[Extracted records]
"""

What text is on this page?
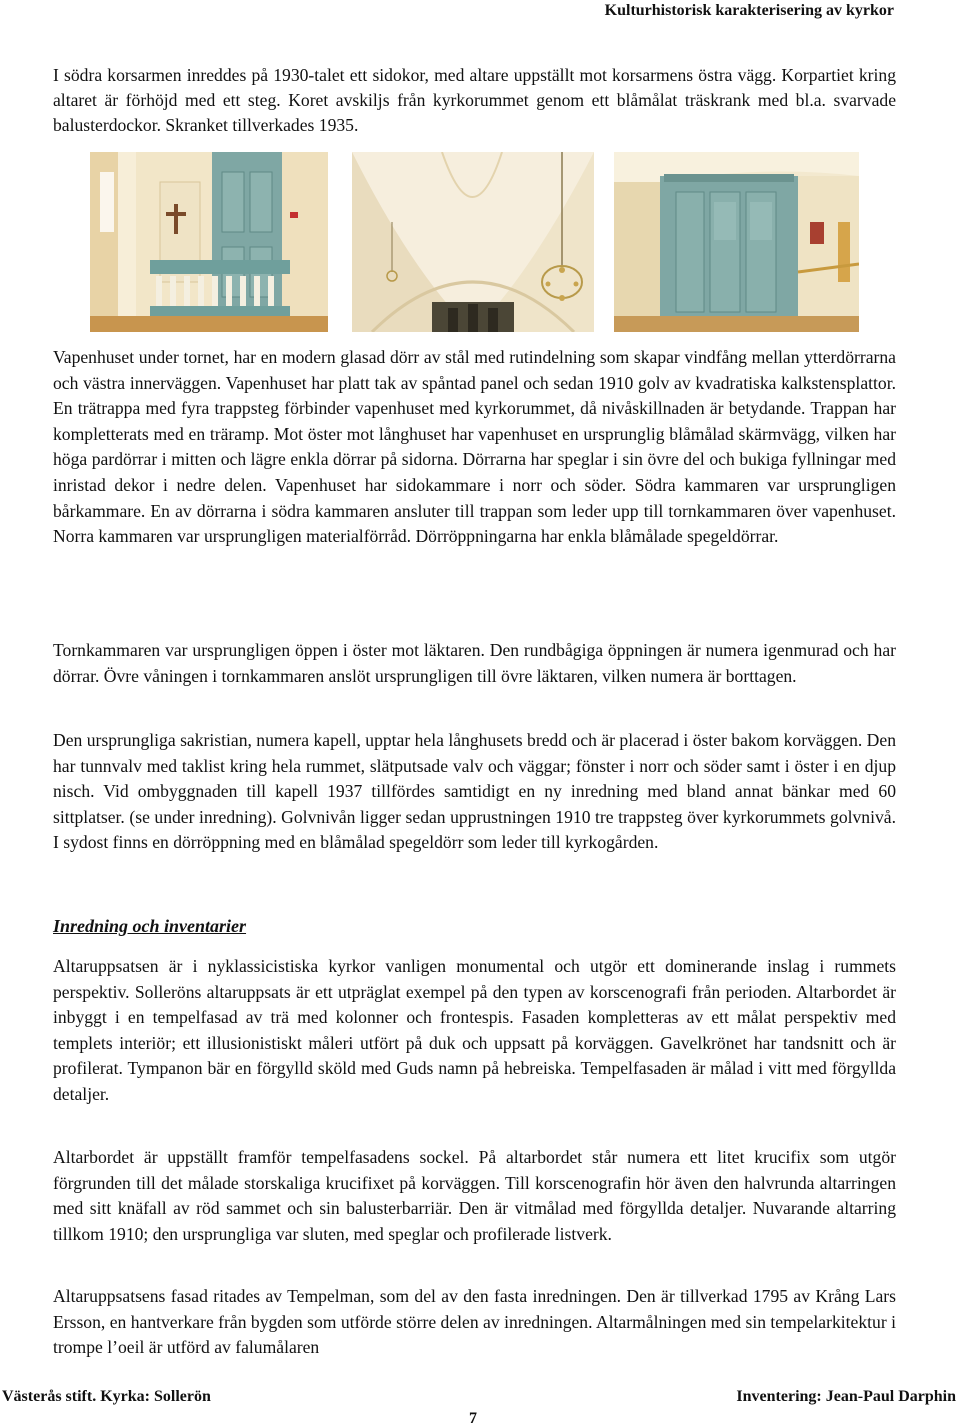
Kulturhistorisk karakterisering av kyrkor

I södra korsarmen inreddes på 1930-talet ett sidokor, med altare uppställt mot korsarmens östra vägg. Korpartiet kring altaret är förhöjd med ett steg. Koret avskiljs från kyrkorummet genom ett blåmålat träskrank med bl.a. svarvade balusterdockor. Skranket tillverkades 1935.

Vapenhuset under tornet, har en modern glasad dörr av stål med rutindelning som skapar vindfång mellan ytterdörrarna och västra innerväggen. Vapenhuset har platt tak av spåntad panel och sedan 1910 golv av kvadratiska kalkstensplattor. En trätrappa med fyra trappsteg förbinder vapenhuset med kyrkorummet, då nivåskillnaden är betydande. Trappan har kompletterats med en träramp. Mot öster mot långhuset har vapenhuset en ursprunglig blåmålad skärmvägg, vilken har höga pardörrar i mitten och lägre enkla dörrar på sidorna. Dörrarna har speglar i sin övre del och bukiga fyllningar med inristad dekor i nedre delen. Vapenhuset har sidokammare i norr och söder. Södra kammaren var ursprungligen bårkammare. En av dörrarna i södra kammaren ansluter till trappan som leder upp till tornkammaren över vapenhuset. Norra kammaren var ursprungligen materialförråd. Dörröppningarna har enkla blåmålade spegeldörrar.

Tornkammaren var ursprungligen öppen i öster mot läktaren. Den rundbågiga öppningen är numera igenmurad och har dörrar. Övre våningen i tornkammaren anslöt ursprungligen till övre läktaren, vilken numera är borttagen.

Den ursprungliga sakristian, numera kapell, upptar hela långhusets bredd och är placerad i öster bakom korväggen. Den har tunnvalv med taklist kring hela rummet, slätputsade valv och väggar; fönster i norr och söder samt i öster i en djup nisch. Vid ombyggnaden till kapell 1937 tillfördes samtidigt en ny inredning med bland annat bänkar med 60 sittplatser. (se under inredning). Golvnivån ligger sedan upprustningen 1910 tre trappsteg över kyrkorummets golvnivå. I sydost finns en dörröppning med en blåmålad spegeldörr som leder till kyrkogården.

Inredning och inventarier

Altaruppsatsen är i nyklassicistiska kyrkor vanligen monumental och utgör ett dominerande inslag i rummets perspektiv. Solleröns altaruppsats är ett utpräglat exempel på den typen av korscenografi från perioden. Altarbordet är inbyggt i en tempelfasad av trä med kolonner och frontespis. Fasaden kompletteras av ett målat perspektiv med templets interiör; ett illusionistiskt måleri utfört på duk och uppsatt på korväggen. Gavelkrönet har tandsnitt och är profilerat. Tympanon bär en förgylld sköld med Guds namn på hebreiska. Tempelfasaden är målad i vitt med förgyllda detaljer.

Altarbordet är uppställt framför tempelfasadens sockel. På altarbordet står numera ett litet krucifix som utgör förgrunden till det målade storskaliga krucifixet på korväggen. Till korscenografin hör även den halvrunda altarringen med sitt knäfall av röd sammet och sin balusterbarriär. Den är vitmålad med förgyllda detaljer. Nuvarande altarring tillkom 1910; den ursprungliga var sluten, med speglar och profilerade listverk.

Altaruppsatsens fasad ritades av Tempelman, som del av den fasta inredningen. Den är tillverkad 1795 av Krång Lars Ersson, en hantverkare från bygden som utförde större delen av inredningen. Altarmålningen med sin tempelarkitektur i trompe l’oeil är utförd av falumålaren

Västerås stift. Kyrka: Sollerön	Inventering: Jean-Paul Darphin
7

"""

[YOUR TASK]
Filter the records above and return every line that holds the word "under".

[EXERCISE SOLUTION]
Vapenhuset under tornet, har en modern glasad dörr av stål med rutindelning som skapar vindfång mellan ytterdörrarna och västra innerväggen. Vapenhuset har platt tak av spåntad panel och sedan 1910 golv av kvadratiska kalkstensplattor. En trätrappa med fyra trappsteg förbinder vapenhuset med kyrkorummet, då nivåskillnaden är betydande. Trappan har kompletterats med en träramp. Mot öster mot långhuset har vapenhuset en ursprunglig blåmålad skärmvägg, vilken har höga pardörrar i mitten och lägre enkla dörrar på sidorna. Dörrarna har speglar i sin övre del och bukiga fyllningar med inristad dekor i nedre delen. Vapenhuset har sidokammare i norr och söder. Södra kammaren var ursprungligen bårkammare. En av dörrarna i södra kammaren ansluter till trappan som leder upp till tornkammaren över vapenhuset. Norra kammaren var ursprungligen materialförråd. Dörröppningarna har enkla blåmålade spegeldörrar.
Den ursprungliga sakristian, numera kapell, upptar hela långhusets bredd och är placerad i öster bakom korväggen. Den har tunnvalv med taklist kring hela rummet, slätputsade valv och väggar; fönster i norr och söder samt i öster i en djup nisch. Vid ombyggnaden till kapell 1937 tillfördes samtidigt en ny inredning med bland annat bänkar med 60 sittplatser. (se under inredning). Golvnivån ligger sedan upprustningen 1910 tre trappsteg över kyrkorummets golvnivå. I sydost finns en dörröppning med en blåmålad spegeldörr som leder till kyrkogården.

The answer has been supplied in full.